§ **EXERCISE INSTRUCTIONS**
Copy all of the records below verbatim.

* start *

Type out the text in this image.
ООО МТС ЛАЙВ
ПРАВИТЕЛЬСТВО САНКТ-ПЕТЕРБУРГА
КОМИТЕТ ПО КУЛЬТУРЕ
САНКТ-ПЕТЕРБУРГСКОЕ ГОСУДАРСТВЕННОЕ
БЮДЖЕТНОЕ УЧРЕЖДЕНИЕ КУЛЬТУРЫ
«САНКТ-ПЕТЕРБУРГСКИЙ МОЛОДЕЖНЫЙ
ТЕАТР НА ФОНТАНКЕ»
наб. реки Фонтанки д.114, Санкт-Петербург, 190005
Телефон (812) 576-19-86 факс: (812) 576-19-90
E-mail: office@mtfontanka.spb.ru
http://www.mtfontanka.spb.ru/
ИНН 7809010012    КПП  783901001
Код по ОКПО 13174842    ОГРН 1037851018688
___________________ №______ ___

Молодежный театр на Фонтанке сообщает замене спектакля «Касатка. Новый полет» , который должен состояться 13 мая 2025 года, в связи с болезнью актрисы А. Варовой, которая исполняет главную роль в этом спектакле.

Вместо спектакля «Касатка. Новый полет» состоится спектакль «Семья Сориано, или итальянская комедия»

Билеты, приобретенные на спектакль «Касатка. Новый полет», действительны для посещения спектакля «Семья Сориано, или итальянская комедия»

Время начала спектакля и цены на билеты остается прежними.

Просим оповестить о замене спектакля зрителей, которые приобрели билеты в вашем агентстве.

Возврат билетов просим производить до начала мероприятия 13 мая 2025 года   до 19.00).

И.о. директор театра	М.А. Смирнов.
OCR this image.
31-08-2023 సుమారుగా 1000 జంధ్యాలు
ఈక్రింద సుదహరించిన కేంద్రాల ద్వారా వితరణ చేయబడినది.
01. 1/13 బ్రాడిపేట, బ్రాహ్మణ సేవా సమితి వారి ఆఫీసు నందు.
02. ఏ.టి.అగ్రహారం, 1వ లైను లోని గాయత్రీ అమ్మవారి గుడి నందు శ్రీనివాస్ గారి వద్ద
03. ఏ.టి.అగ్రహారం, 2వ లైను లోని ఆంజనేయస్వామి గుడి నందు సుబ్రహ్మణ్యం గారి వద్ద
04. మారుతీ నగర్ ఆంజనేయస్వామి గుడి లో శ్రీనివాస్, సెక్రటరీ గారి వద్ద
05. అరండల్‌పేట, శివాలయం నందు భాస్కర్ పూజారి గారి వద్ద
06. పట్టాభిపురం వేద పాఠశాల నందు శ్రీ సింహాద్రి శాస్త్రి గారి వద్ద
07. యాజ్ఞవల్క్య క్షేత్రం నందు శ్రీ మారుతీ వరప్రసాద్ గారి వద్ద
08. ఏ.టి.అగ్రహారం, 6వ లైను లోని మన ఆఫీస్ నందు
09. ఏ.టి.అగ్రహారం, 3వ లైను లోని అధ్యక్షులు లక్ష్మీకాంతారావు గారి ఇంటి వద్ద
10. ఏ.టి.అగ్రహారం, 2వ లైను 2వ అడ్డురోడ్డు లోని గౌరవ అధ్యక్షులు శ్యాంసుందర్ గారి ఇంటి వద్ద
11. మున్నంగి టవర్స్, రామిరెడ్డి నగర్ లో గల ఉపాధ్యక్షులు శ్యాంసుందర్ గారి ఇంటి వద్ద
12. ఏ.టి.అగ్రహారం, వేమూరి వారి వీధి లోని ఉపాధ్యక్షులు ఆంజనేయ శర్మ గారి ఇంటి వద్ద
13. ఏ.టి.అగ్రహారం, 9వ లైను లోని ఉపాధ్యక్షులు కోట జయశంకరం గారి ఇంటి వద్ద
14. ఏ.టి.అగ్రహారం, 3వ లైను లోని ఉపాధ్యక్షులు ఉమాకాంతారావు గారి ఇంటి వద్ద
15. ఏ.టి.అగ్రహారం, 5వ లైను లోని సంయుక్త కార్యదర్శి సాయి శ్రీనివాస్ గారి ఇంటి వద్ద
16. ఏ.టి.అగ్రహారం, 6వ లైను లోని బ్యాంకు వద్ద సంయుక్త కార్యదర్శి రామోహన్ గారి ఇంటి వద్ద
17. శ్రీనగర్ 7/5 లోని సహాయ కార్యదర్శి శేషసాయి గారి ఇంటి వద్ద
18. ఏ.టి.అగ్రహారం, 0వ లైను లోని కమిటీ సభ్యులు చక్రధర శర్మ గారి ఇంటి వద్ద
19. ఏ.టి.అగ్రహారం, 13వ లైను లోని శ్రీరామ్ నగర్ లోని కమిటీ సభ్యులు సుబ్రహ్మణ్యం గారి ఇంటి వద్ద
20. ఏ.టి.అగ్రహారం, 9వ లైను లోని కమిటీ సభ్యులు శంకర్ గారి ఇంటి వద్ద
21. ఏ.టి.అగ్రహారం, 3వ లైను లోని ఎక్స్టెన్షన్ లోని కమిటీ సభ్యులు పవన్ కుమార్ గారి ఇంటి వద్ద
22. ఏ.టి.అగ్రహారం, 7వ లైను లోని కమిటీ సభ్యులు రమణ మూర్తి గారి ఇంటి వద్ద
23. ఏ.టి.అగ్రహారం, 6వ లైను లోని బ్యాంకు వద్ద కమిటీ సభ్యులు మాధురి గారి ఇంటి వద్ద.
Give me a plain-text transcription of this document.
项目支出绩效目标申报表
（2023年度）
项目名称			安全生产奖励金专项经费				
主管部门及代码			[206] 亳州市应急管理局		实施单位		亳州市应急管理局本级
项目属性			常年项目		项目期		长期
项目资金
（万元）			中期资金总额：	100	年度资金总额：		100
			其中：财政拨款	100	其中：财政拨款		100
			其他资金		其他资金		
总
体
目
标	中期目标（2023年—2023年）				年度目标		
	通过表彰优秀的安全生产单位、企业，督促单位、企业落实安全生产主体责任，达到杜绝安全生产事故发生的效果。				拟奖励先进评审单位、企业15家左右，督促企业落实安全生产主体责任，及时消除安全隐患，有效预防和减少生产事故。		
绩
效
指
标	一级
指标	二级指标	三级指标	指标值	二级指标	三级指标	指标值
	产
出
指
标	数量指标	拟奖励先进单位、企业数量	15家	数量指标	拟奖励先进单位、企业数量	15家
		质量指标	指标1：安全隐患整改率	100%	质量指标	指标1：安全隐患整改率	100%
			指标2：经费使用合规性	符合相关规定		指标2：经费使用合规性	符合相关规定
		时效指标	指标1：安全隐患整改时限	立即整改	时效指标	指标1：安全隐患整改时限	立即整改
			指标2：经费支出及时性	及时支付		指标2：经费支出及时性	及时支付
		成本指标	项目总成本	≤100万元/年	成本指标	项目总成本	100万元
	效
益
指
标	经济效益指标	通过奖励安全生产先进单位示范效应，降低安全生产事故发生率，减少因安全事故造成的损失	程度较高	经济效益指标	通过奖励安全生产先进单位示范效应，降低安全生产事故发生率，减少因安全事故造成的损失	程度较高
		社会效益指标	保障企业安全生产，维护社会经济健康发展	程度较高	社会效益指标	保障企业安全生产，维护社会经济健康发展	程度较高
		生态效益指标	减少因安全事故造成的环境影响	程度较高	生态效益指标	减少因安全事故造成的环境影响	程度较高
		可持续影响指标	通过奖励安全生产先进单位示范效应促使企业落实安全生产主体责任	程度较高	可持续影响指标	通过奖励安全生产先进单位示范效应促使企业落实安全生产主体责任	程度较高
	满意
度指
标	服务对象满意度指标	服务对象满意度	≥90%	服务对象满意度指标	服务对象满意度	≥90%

* end *

§ **RESULT FOR THIS TASK**
Type out the text in this image.
ООО МТС ЛАЙВ
ПРАВИТЕЛЬСТВО САНКТ-ПЕТЕРБУРГА
КОМИТЕТ ПО КУЛЬТУРЕ
САНКТ-ПЕТЕРБУРГСКОЕ ГОСУДАРСТВЕННОЕ
БЮДЖЕТНОЕ УЧРЕЖДЕНИЕ КУЛЬТУРЫ
«САНКТ-ПЕТЕРБУРГСКИЙ МОЛОДЕЖНЫЙ
ТЕАТР НА ФОНТАНКЕ»
наб. реки Фонтанки д.114, Санкт-Петербург, 190005
Телефон (812) 576-19-86 факс: (812) 576-19-90
E-mail: office@mtfontanka.spb.ru
http://www.mtfontanka.spb.ru/
ИНН 7809010012    КПП  783901001
Код по ОКПО 13174842    ОГРН 1037851018688
___________________ №______ ___

Молодежный театр на Фонтанке сообщает замене спектакля «Касатка. Новый полет» , который должен состояться 13 мая 2025 года, в связи с болезнью актрисы А. Варовой, которая исполняет главную роль в этом спектакле.

Вместо спектакля «Касатка. Новый полет» состоится спектакль «Семья Сориано, или итальянская комедия»

Билеты, приобретенные на спектакль «Касатка. Новый полет», действительны для посещения спектакля «Семья Сориано, или итальянская комедия»

Время начала спектакля и цены на билеты остается прежними.

Просим оповестить о замене спектакля зрителей, которые приобрели билеты в вашем агентстве.

Возврат билетов просим производить до начала мероприятия 13 мая 2025 года   до 19.00).

И.о. директор театра	М.А. Смирнов.
OCR this image.
31-08-2023 సుమారుగా 1000 జంధ్యాలు
ఈక్రింద సుదహరించిన కేంద్రాల ద్వారా వితరణ చేయబడినది.
01. 1/13 బ్రాడిపేట, బ్రాహ్మణ సేవా సమితి వారి ఆఫీసు నందు.
02. ఏ.టి.అగ్రహారం, 1వ లైను లోని గాయత్రీ అమ్మవారి గుడి నందు శ్రీనివాస్ గారి వద్ద
03. ఏ.టి.అగ్రహారం, 2వ లైను లోని ఆంజనేయస్వామి గుడి నందు సుబ్రహ్మణ్యం గారి వద్ద
04. మారుతీ నగర్ ఆంజనేయస్వామి గుడి లో శ్రీనివాస్, సెక్రటరీ గారి వద్ద
05. అరండల్‌పేట, శివాలయం నందు భాస్కర్ పూజారి గారి వద్ద
06. పట్టాభిపురం వేద పాఠశాల నందు శ్రీ సింహాద్రి శాస్త్రి గారి వద్ద
07. యాజ్ఞవల్క్య క్షేత్రం నందు శ్రీ మారుతీ వరప్రసాద్ గారి వద్ద
08. ఏ.టి.అగ్రహారం, 6వ లైను లోని మన ఆఫీస్ నందు
09. ఏ.టి.అగ్రహారం, 3వ లైను లోని అధ్యక్షులు లక్ష్మీకాంతారావు గారి ఇంటి వద్ద
10. ఏ.టి.అగ్రహారం, 2వ లైను 2వ అడ్డురోడ్డు లోని గౌరవ అధ్యక్షులు శ్యాంసుందర్ గారి ఇంటి వద్ద
11. మున్నంగి టవర్స్, రామిరెడ్డి నగర్ లో గల ఉపాధ్యక్షులు శ్యాంసుందర్ గారి ఇంటి వద్ద
12. ఏ.టి.అగ్రహారం, వేమూరి వారి వీధి లోని ఉపాధ్యక్షులు ఆంజనేయ శర్మ గారి ఇంటి వద్ద
13. ఏ.టి.అగ్రహారం, 9వ లైను లోని ఉపాధ్యక్షులు కోట జయశంకరం గారి ఇంటి వద్ద
14. ఏ.టి.అగ్రహారం, 3వ లైను లోని ఉపాధ్యక్షులు ఉమాకాంతారావు గారి ఇంటి వద్ద
15. ఏ.టి.అగ్రహారం, 5వ లైను లోని సంయుక్త కార్యదర్శి సాయి శ్రీనివాస్ గారి ఇంటి వద్ద
16. ఏ.టి.అగ్రహారం, 6వ లైను లోని బ్యాంకు వద్ద సంయుక్త కార్యదర్శి రామోహన్ గారి ఇంటి వద్ద
17. శ్రీనగర్ 7/5 లోని సహాయ కార్యదర్శి శేషసాయి గారి ఇంటి వద్ద
18. ఏ.టి.అగ్రహారం, 0వ లైను లోని కమిటీ సభ్యులు చక్రధర శర్మ గారి ఇంటి వద్ద
19. ఏ.టి.అగ్రహారం, 13వ లైను లోని శ్రీరామ్ నగర్ లోని కమిటీ సభ్యులు సుబ్రహ్మణ్యం గారి ఇంటి వద్ద
20. ఏ.టి.అగ్రహారం, 9వ లైను లోని కమిటీ సభ్యులు శంకర్ గారి ఇంటి వద్ద
21. ఏ.టి.అగ్రహారం, 3వ లైను లోని ఎక్స్టెన్షన్ లోని కమిటీ సభ్యులు పవన్ కుమార్ గారి ఇంటి వద్ద
22. ఏ.టి.అగ్రహారం, 7వ లైను లోని కమిటీ సభ్యులు రమణ మూర్తి గారి ఇంటి వద్ద
23. ఏ.టి.అగ్రహారం, 6వ లైను లోని బ్యాంకు వద్ద కమిటీ సభ్యులు మాధురి గారి ఇంటి వద్ద.
Give me a plain-text transcription of this document.
项目支出绩效目标申报表
（2023年度）
项目名称			安全生产奖励金专项经费				
主管部门及代码			[206] 亳州市应急管理局		实施单位		亳州市应急管理局本级
项目属性			常年项目		项目期		长期
项目资金
（万元）			中期资金总额：	100	年度资金总额：		100
			其中：财政拨款	100	其中：财政拨款		100
			其他资金		其他资金		
总
体
目
标	中期目标（2023年—2023年）				年度目标		
	通过表彰优秀的安全生产单位、企业，督促单位、企业落实安全生产主体责任，达到杜绝安全生产事故发生的效果。				拟奖励先进评审单位、企业15家左右，督促企业落实安全生产主体责任，及时消除安全隐患，有效预防和减少生产事故。		
绩
效
指
标	一级
指标	二级指标	三级指标	指标值	二级指标	三级指标	指标值
	产
出
指
标	数量指标	拟奖励先进单位、企业数量	15家	数量指标	拟奖励先进单位、企业数量	15家
		质量指标	指标1：安全隐患整改率	100%	质量指标	指标1：安全隐患整改率	100%
			指标2：经费使用合规性	符合相关规定		指标2：经费使用合规性	符合相关规定
		时效指标	指标1：安全隐患整改时限	立即整改	时效指标	指标1：安全隐患整改时限	立即整改
			指标2：经费支出及时性	及时支付		指标2：经费支出及时性	及时支付
		成本指标	项目总成本	≤100万元/年	成本指标	项目总成本	100万元
	效
益
指
标	经济效益指标	通过奖励安全生产先进单位示范效应，降低安全生产事故发生率，减少因安全事故造成的损失	程度较高	经济效益指标	通过奖励安全生产先进单位示范效应，降低安全生产事故发生率，减少因安全事故造成的损失	程度较高
		社会效益指标	保障企业安全生产，维护社会经济健康发展	程度较高	社会效益指标	保障企业安全生产，维护社会经济健康发展	程度较高
		生态效益指标	减少因安全事故造成的环境影响	程度较高	生态效益指标	减少因安全事故造成的环境影响	程度较高
		可持续影响指标	通过奖励安全生产先进单位示范效应促使企业落实安全生产主体责任	程度较高	可持续影响指标	通过奖励安全生产先进单位示范效应促使企业落实安全生产主体责任	程度较高
	满意
度指
标	服务对象满意度指标	服务对象满意度	≥90%	服务对象满意度指标	服务对象满意度	≥90%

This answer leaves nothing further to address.